## begin DATA PROVIDED
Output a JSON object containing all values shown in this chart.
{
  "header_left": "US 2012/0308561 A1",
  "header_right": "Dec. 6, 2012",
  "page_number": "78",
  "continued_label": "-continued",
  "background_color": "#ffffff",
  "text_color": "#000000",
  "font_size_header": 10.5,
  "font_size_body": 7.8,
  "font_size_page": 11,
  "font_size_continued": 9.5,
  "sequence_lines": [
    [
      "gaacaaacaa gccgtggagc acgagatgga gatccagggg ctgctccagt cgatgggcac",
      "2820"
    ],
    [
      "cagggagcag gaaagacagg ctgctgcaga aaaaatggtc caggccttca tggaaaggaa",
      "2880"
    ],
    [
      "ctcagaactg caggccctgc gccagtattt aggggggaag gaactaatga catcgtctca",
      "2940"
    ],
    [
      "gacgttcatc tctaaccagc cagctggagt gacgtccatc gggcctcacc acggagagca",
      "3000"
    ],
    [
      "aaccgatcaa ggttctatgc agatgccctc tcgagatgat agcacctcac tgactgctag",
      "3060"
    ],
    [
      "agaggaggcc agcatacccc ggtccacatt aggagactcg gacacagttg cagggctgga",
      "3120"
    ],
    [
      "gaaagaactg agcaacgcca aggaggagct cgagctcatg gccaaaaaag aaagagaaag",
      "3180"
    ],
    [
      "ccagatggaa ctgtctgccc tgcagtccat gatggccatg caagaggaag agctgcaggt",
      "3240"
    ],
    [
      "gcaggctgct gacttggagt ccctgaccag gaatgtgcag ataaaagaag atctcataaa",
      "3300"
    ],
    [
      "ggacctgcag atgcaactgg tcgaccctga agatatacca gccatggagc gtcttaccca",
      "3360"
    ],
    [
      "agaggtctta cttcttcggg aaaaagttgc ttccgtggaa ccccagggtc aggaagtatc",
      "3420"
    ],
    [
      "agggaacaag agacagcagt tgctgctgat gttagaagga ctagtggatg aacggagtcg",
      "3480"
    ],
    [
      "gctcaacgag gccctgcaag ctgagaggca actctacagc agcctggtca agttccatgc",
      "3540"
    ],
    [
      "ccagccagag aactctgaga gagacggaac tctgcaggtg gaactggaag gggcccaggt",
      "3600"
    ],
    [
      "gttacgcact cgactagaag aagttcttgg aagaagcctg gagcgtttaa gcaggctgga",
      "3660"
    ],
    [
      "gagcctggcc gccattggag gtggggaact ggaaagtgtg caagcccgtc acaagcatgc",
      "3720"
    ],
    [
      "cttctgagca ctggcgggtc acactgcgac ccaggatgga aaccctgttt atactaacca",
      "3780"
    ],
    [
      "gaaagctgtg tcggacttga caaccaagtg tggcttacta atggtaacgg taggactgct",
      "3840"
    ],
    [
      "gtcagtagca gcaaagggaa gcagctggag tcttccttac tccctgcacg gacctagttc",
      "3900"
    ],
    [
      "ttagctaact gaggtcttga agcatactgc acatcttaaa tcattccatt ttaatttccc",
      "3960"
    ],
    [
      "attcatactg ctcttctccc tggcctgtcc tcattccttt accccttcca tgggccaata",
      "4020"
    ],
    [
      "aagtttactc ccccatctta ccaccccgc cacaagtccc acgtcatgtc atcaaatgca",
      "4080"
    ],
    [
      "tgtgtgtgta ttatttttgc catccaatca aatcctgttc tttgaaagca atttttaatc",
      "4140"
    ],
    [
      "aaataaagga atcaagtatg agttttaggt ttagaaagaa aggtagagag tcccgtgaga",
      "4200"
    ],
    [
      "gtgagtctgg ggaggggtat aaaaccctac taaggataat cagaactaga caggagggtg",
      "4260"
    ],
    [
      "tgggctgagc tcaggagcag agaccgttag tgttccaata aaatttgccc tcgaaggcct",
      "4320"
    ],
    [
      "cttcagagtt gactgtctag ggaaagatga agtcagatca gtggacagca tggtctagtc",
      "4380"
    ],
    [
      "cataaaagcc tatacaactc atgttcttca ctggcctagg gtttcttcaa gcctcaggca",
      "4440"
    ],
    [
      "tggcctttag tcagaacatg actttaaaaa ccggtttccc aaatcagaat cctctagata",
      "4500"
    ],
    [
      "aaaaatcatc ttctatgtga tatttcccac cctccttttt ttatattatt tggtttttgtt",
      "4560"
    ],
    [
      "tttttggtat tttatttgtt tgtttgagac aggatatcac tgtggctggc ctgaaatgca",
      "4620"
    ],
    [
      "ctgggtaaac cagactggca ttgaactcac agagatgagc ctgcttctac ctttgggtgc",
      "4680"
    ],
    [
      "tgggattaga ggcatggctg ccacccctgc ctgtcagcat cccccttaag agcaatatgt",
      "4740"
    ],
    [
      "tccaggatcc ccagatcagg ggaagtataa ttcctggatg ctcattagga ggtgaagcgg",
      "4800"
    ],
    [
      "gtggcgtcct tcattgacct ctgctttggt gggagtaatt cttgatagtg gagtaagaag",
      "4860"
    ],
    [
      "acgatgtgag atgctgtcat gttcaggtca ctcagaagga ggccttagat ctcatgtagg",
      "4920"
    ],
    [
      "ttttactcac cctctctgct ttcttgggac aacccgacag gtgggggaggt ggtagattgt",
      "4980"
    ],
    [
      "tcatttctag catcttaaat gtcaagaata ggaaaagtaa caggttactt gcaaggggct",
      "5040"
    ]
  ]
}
## end DATA PROVIDED
WHAT THE TASK ASKS =>
Return the entries in full, keeping every line exactly as it is.

THE REPLY =>
Output a JSON object containing all values shown in this chart.
{
  "header_left": "US 2012/0308561 A1",
  "header_right": "Dec. 6, 2012",
  "page_number": "78",
  "continued_label": "-continued",
  "background_color": "#ffffff",
  "text_color": "#000000",
  "font_size_header": 10.5,
  "font_size_body": 7.8,
  "font_size_page": 11,
  "font_size_continued": 9.5,
  "sequence_lines": [
    [
      "gaacaaacaa gccgtggagc acgagatgga gatccagggg ctgctccagt cgatgggcac",
      "2820"
    ],
    [
      "cagggagcag gaaagacagg ctgctgcaga aaaaatggtc caggccttca tggaaaggaa",
      "2880"
    ],
    [
      "ctcagaactg caggccctgc gccagtattt aggggggaag gaactaatga catcgtctca",
      "2940"
    ],
    [
      "gacgttcatc tctaaccagc cagctggagt gacgtccatc gggcctcacc acggagagca",
      "3000"
    ],
    [
      "aaccgatcaa ggttctatgc agatgccctc tcgagatgat agcacctcac tgactgctag",
      "3060"
    ],
    [
      "agaggaggcc agcatacccc ggtccacatt aggagactcg gacacagttg cagggctgga",
      "3120"
    ],
    [
      "gaaagaactg agcaacgcca aggaggagct cgagctcatg gccaaaaaag aaagagaaag",
      "3180"
    ],
    [
      "ccagatggaa ctgtctgccc tgcagtccat gatggccatg caagaggaag agctgcaggt",
      "3240"
    ],
    [
      "gcaggctgct gacttggagt ccctgaccag gaatgtgcag ataaaagaag atctcataaa",
      "3300"
    ],
    [
      "ggacctgcag atgcaactgg tcgaccctga agatatacca gccatggagc gtcttaccca",
      "3360"
    ],
    [
      "agaggtctta cttcttcggg aaaaagttgc ttccgtggaa ccccagggtc aggaagtatc",
      "3420"
    ],
    [
      "agggaacaag agacagcagt tgctgctgat gttagaagga ctagtggatg aacggagtcg",
      "3480"
    ],
    [
      "gctcaacgag gccctgcaag ctgagaggca actctacagc agcctggtca agttccatgc",
      "3540"
    ],
    [
      "ccagccagag aactctgaga gagacggaac tctgcaggtg gaactggaag gggcccaggt",
      "3600"
    ],
    [
      "gttacgcact cgactagaag aagttcttgg aagaagcctg gagcgtttaa gcaggctgga",
      "3660"
    ],
    [
      "gagcctggcc gccattggag gtggggaact ggaaagtgtg caagcccgtc acaagcatgc",
      "3720"
    ],
    [
      "cttctgagca ctggcgggtc acactgcgac ccaggatgga aaccctgttt atactaacca",
      "3780"
    ],
    [
      "gaaagctgtg tcggacttga caaccaagtg tggcttacta atggtaacgg taggactgct",
      "3840"
    ],
    [
      "gtcagtagca gcaaagggaa gcagctggag tcttccttac tccctgcacg gacctagttc",
      "3900"
    ],
    [
      "ttagctaact gaggtcttga agcatactgc acatcttaaa tcattccatt ttaatttccc",
      "3960"
    ],
    [
      "attcatactg ctcttctccc tggcctgtcc tcattccttt accccttcca tgggccaata",
      "4020"
    ],
    [
      "aagtttactc ccccatctta ccaccccgc cacaagtccc acgtcatgtc atcaaatgca",
      "4080"
    ],
    [
      "tgtgtgtgta ttatttttgc catccaatca aatcctgttc tttgaaagca atttttaatc",
      "4140"
    ],
    [
      "aaataaagga atcaagtatg agttttaggt ttagaaagaa aggtagagag tcccgtgaga",
      "4200"
    ],
    [
      "gtgagtctgg ggaggggtat aaaaccctac taaggataat cagaactaga caggagggtg",
      "4260"
    ],
    [
      "tgggctgagc tcaggagcag agaccgttag tgttccaata aaatttgccc tcgaaggcct",
      "4320"
    ],
    [
      "cttcagagtt gactgtctag ggaaagatga agtcagatca gtggacagca tggtctagtc",
      "4380"
    ],
    [
      "cataaaagcc tatacaactc atgttcttca ctggcctagg gtttcttcaa gcctcaggca",
      "4440"
    ],
    [
      "tggcctttag tcagaacatg actttaaaaa ccggtttccc aaatcagaat cctctagata",
      "4500"
    ],
    [
      "aaaaatcatc ttctatgtga tatttcccac cctccttttt ttatattatt tggtttttgtt",
      "4560"
    ],
    [
      "tttttggtat tttatttgtt tgtttgagac aggatatcac tgtggctggc ctgaaatgca",
      "4620"
    ],
    [
      "ctgggtaaac cagactggca ttgaactcac agagatgagc ctgcttctac ctttgggtgc",
      "4680"
    ],
    [
      "tgggattaga ggcatggctg ccacccctgc ctgtcagcat cccccttaag agcaatatgt",
      "4740"
    ],
    [
      "tccaggatcc ccagatcagg ggaagtataa ttcctggatg ctcattagga ggtgaagcgg",
      "4800"
    ],
    [
      "gtggcgtcct tcattgacct ctgctttggt gggagtaatt cttgatagtg gagtaagaag",
      "4860"
    ],
    [
      "acgatgtgag atgctgtcat gttcaggtca ctcagaagga ggccttagat ctcatgtagg",
      "4920"
    ],
    [
      "ttttactcac cctctctgct ttcttgggac aacccgacag gtgggggaggt ggtagattgt",
      "4980"
    ],
    [
      "tcatttctag catcttaaat gtcaagaata ggaaaagtaa caggttactt gcaaggggct",
      "5040"
    ]
  ]
}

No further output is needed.